* [SOURCE MATERIAL]:
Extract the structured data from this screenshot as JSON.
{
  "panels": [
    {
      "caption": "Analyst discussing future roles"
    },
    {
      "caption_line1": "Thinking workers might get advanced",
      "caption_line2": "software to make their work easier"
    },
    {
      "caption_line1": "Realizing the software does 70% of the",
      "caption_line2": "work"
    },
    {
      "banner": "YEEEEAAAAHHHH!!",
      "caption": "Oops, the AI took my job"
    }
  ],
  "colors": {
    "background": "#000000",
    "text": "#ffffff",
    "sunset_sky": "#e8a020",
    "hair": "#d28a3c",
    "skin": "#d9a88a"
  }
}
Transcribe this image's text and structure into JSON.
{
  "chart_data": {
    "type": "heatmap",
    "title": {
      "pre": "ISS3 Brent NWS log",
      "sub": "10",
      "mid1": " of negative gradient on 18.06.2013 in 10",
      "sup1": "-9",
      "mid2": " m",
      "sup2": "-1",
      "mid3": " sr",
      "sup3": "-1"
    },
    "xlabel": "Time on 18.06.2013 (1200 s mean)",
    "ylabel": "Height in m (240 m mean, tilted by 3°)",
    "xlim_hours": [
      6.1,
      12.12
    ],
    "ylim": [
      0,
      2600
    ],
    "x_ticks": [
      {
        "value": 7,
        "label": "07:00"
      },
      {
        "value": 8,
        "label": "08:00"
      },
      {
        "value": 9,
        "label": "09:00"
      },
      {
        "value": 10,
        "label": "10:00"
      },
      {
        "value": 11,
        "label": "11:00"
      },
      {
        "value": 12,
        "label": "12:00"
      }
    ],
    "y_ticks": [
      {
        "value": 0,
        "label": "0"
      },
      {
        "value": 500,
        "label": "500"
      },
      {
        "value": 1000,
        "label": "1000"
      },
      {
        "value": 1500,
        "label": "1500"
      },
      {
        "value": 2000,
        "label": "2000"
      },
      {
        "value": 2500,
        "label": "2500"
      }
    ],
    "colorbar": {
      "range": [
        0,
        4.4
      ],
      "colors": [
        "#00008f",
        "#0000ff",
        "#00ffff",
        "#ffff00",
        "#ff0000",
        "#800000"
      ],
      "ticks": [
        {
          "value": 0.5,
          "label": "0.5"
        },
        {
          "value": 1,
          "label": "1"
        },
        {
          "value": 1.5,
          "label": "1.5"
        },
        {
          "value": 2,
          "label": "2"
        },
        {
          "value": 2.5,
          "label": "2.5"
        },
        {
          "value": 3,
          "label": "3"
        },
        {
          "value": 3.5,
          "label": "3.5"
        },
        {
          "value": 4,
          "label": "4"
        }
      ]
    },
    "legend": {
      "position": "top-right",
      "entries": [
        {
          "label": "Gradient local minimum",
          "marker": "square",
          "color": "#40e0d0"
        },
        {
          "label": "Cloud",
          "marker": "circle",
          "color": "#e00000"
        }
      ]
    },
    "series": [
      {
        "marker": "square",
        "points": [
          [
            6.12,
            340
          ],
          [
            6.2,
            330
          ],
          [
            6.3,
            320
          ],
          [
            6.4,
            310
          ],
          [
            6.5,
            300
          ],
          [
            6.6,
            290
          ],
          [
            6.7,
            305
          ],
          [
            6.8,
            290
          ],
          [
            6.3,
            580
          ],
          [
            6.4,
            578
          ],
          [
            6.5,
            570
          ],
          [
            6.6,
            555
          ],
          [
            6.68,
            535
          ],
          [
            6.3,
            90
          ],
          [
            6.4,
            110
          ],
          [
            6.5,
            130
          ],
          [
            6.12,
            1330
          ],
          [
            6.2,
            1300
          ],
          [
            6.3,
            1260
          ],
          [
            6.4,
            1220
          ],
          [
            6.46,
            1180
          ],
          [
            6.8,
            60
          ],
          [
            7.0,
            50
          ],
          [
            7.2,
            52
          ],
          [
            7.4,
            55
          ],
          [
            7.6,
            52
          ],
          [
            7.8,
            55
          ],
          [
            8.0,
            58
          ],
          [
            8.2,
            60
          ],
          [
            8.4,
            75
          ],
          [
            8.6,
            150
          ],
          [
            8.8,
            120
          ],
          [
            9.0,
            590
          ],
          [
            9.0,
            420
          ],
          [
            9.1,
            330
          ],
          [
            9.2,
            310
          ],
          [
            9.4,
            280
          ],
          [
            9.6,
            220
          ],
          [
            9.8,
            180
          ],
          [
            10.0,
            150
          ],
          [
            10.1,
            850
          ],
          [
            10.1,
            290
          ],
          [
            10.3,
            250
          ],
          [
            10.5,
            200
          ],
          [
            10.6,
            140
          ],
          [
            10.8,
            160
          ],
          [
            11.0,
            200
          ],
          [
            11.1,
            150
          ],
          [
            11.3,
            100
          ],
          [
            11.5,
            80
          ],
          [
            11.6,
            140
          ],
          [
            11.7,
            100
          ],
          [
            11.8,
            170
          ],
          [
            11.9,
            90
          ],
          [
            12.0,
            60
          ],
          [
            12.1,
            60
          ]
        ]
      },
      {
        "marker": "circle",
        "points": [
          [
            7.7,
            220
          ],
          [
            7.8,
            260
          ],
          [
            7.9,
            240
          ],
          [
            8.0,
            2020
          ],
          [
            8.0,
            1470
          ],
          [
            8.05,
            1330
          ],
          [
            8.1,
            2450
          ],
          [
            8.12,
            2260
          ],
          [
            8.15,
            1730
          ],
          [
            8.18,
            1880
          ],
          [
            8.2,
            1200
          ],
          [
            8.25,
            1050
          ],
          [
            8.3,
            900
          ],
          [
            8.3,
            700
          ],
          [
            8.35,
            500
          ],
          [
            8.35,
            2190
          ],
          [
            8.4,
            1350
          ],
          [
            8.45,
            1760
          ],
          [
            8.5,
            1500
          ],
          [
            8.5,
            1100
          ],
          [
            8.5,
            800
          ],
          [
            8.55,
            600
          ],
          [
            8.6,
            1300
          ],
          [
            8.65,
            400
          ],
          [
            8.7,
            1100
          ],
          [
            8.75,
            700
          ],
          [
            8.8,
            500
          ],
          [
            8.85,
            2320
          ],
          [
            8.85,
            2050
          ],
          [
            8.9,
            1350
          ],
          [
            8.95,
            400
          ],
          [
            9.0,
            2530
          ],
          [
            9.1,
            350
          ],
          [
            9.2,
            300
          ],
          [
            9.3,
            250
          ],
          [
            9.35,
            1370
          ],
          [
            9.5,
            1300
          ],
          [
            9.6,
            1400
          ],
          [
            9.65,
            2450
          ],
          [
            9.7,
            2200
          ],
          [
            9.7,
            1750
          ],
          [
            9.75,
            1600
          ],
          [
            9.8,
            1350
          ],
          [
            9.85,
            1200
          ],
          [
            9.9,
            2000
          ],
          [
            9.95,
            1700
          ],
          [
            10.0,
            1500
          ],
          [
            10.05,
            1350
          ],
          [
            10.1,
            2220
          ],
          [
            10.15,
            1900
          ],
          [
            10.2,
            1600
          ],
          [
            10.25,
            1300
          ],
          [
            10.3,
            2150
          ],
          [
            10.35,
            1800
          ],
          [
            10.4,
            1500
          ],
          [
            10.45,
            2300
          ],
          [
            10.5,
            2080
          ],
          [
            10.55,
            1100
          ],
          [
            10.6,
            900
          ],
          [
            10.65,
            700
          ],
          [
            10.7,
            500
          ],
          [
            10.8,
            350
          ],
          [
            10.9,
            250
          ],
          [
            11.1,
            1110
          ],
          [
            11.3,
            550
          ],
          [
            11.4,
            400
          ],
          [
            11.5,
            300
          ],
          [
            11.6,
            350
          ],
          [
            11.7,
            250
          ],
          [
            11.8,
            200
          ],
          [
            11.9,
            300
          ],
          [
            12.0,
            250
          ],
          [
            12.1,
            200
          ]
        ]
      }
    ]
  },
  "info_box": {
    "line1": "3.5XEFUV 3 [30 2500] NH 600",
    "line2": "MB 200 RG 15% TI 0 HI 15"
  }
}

* [WHAT THE EXERCISE ASKS]:
Search the entries for the word "software" and pick out every line that holds it.

* [WRITTEN RESPONSE]:
      "caption_line2": "software to make their work easier"
      "caption_line1": "Realizing the software does 70% of the",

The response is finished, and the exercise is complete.